> PASSAGE CITÉ:
|---|

Des décisions radicales, appelées à contribuer à la sortie de l'Europe de la crise, sont attendues du sommet de l'UE qui commence à Bruxelles le 28 juin et se déroulera sur deux jours. Les économies en difficulté de la Grèce et de l'Espagne tirent la zone euro vers le bas. Toutefois, les experts estiment que l'Espagne a toutes les chances d'inverser la situation et de relancer la croissance économique.

Les dirigeants des pays de l'UE pourraient devoir transmettre une partie de la souveraineté budgétaire et fiscale aux organismes paneuropéens. Cela permettrait à Bruxelles de modifier les budgets des pays en réduisant les dépenses et en contrôlant le déficit budgétaire. De plus, à ce sommet il est possible que les pays créent une union bancaire et discutent les conditions de la mise en place d'un système de retraite commun.

Merkel:"moi vivante, il n'y aura pas d'euro-obligations"

La situation dans la zone euro ne cesse de se détériorer. Par exemple, a la veille du sommet, l'agence de notation Moody's a abaissé la note de crédit de 28 banques espagnoles, et ce de 1-4 crans d'un coup.

C'est une décision logique qui suit l'abaissement de la note de crédit de l'Espagne elle-même, qui éprouve de graves problèmes financiers. Sa note de crédit avait été revue à la baisse de trois crans en passant de A3 à Baa3. Cela a été fait après que le pays avait décidé de demander à l'Union européenne une aide de 100 milliards d'euros.

L'argent sera exclusivement destiné à la recapitalisation des banques. L'ex-ministre espagnol de l'Economie, Luis de Guindos, a déclaré auparavant que cette aide pourrait être obtenue sous la forme de prêts sur 15 ans avec des taux d'intérêt de 3-4%.

De cette manière l'Espagne, quatrième économie de la zone euro derrière l'Allemagne, la France et l'Italie, est le quatrième pays, après la Grèce, le Portugal et l'Irlande, contraint de demander l'aide de l'UE.

|---|

> CONSIGNE: Rédigez la suite du texte sur le sommet de l'UE et la crise de la zone euro en partant de sa dernière phrase.

> DONNÉES ENREGISTRÉES:
|---|

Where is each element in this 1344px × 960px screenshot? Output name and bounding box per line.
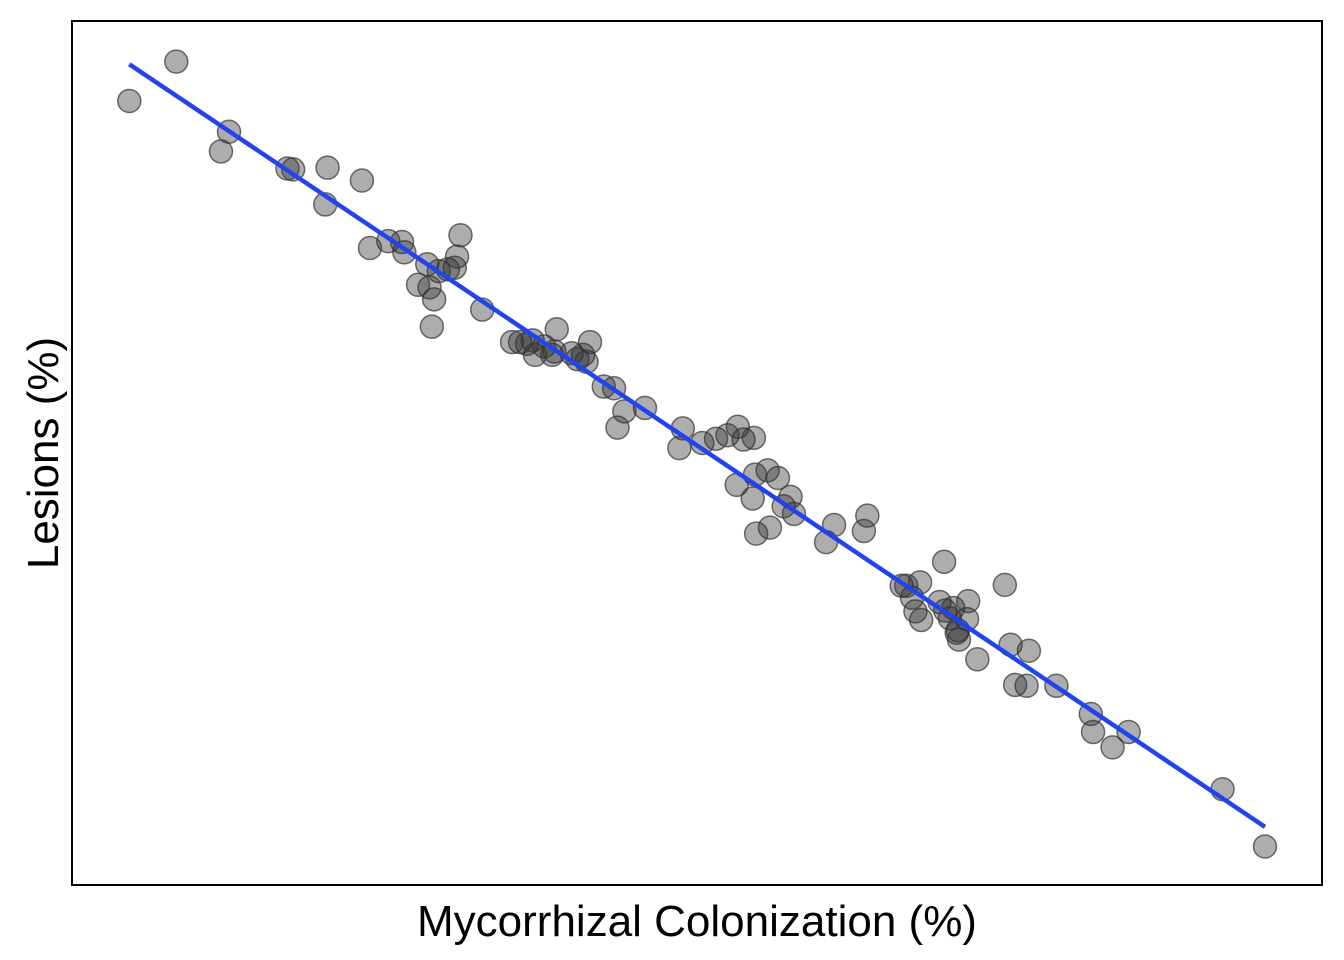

|---|

> RÉPONSE:
Cependant, l'Allemagne, la plus forte économie européenne, refuse de payer les dettes des pays en difficultés. La chancelière allemande Angela Merkel a déclaré au parlement allemand le 27 juin qu'elle ne laisserait pas son pays payer les dettes d'autres pays de la zone euro, tels que l'Italie et l'Espagne. "Il n'y aura pas d'eurobonds de mon vivant!", a-t-elle déclaré.

Les banques, le talon d'Achille de l'Espagne

Est-ce que l'Espagne connaîtra le sort de la Grèce? Les experts espèrent tout de même que non.

L'aide de 100 milliards d'euros demandée par le pays sera utilisée exclusivement pour la recapitalisation des banques. "L'Espagne est devenue l'otage de ses banques", a déclaré le professeur Pablo Triana de l'ESADE (École supérieure d'administration et de direction d'entreprises) de Barcelone.

Aujourd'hui, les banques espagnoles ont énormément d'actifs surestimés et elles risquent de ne pas récupérer les crédits délivrés auparavant. La part des actifs toxiques dans les banques espagnoles se situe aux alentours de 40-60%, déclare le professeur Sandalio Gomez de l'Ecole de Management IESE (Institut d'études supérieures de commerce) de Madrid.

Le fait est que des taux d'intérêt bas dans les banques et le problème résolu de l'inflation dans la zone euro ont joué un mauvais tour à l'Espagne, déclare Olga Boutorina, titulaire de la chaire d'intégration européenne du MGIMO (Institut d'Etat des Relations Internationales de Moscou) pour expliquer le fond du problème bancaire dans la péninsule ibérique. L'inflation en Espagne était à peine supérieure à la moyenne de la zone euro, et en raison des taux d'intérêt bas, les particuliers et le secteur public ont emprunté trop activement.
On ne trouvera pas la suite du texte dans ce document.